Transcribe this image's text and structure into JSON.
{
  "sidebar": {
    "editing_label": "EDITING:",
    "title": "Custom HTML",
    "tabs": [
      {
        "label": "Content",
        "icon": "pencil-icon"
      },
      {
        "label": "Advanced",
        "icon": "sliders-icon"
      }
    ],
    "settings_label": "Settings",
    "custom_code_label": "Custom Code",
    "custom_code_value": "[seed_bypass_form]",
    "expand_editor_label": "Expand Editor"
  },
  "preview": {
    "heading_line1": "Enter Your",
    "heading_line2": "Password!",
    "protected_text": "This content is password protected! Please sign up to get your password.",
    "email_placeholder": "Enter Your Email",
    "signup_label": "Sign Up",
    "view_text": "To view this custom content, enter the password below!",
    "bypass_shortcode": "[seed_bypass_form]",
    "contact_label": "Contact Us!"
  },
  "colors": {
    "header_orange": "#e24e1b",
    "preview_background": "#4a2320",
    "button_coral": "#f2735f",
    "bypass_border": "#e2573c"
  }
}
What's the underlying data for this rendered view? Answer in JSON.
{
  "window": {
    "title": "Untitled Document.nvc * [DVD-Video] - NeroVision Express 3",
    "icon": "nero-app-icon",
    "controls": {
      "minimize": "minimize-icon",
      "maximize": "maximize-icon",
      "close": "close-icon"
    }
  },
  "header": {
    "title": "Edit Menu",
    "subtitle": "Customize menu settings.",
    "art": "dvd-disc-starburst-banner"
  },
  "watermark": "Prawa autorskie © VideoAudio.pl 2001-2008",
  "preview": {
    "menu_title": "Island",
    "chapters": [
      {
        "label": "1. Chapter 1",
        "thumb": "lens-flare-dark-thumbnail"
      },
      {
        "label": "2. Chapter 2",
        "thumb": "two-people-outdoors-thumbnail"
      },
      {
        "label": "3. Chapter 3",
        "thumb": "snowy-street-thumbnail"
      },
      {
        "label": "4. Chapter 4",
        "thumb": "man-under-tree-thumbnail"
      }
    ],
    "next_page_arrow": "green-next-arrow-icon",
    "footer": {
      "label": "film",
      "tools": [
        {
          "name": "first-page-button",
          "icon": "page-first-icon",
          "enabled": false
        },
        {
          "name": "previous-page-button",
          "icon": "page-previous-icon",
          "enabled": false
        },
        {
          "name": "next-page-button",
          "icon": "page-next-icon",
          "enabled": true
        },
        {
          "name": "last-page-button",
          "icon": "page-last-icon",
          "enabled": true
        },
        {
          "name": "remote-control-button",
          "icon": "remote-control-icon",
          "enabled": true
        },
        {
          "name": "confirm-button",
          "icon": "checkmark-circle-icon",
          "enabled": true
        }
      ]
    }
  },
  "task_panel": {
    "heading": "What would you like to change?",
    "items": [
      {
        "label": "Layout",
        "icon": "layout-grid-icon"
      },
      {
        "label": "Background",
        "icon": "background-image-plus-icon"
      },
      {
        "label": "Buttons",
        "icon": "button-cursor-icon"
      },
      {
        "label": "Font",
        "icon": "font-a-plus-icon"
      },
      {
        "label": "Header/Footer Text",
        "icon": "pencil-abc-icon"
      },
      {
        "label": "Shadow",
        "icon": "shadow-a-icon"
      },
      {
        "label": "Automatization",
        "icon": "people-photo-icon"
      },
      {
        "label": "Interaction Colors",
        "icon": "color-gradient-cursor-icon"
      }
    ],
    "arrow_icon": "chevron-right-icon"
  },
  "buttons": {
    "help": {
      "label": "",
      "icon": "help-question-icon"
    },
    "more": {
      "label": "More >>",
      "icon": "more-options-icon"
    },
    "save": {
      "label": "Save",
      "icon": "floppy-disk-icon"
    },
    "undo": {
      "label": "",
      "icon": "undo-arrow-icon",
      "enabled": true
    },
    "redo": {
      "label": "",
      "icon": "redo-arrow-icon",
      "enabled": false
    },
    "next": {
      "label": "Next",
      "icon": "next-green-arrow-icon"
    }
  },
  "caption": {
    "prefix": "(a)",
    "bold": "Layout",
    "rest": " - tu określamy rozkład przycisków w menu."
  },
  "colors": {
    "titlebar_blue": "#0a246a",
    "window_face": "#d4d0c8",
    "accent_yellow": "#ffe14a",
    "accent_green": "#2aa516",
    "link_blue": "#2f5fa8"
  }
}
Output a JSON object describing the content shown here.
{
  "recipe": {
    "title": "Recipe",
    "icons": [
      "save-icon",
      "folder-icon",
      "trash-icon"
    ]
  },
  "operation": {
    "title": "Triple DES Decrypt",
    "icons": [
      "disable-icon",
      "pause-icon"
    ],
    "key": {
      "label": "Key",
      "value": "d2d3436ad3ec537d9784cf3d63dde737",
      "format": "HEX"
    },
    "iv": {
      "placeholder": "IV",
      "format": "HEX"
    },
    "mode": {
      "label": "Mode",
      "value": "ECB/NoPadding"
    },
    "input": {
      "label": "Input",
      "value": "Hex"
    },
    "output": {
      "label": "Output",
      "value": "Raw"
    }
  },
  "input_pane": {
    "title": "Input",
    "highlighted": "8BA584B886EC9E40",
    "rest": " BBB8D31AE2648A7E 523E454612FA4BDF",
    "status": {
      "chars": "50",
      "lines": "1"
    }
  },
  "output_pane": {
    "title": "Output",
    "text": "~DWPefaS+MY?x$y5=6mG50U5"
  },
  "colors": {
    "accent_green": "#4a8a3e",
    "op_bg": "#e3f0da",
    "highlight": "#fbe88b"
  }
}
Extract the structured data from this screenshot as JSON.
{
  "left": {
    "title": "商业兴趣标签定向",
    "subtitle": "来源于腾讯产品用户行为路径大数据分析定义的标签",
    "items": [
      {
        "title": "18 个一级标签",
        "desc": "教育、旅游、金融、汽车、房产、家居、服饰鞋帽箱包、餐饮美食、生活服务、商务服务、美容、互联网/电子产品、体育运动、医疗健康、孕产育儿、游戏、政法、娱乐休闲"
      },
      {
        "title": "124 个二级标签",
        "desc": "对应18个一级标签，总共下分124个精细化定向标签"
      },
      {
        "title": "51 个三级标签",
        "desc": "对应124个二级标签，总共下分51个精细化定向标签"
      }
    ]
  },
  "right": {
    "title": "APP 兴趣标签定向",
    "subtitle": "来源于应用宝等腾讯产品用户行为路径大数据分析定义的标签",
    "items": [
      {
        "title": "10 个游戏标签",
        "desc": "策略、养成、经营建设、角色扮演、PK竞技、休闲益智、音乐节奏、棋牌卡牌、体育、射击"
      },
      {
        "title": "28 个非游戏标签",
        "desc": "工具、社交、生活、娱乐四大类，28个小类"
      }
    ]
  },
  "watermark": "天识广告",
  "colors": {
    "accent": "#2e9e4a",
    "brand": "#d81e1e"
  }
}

++++++++++

State the count of lines with the word "image" in them, and write nothing else.

▶ **TASK OUTPUT**:
2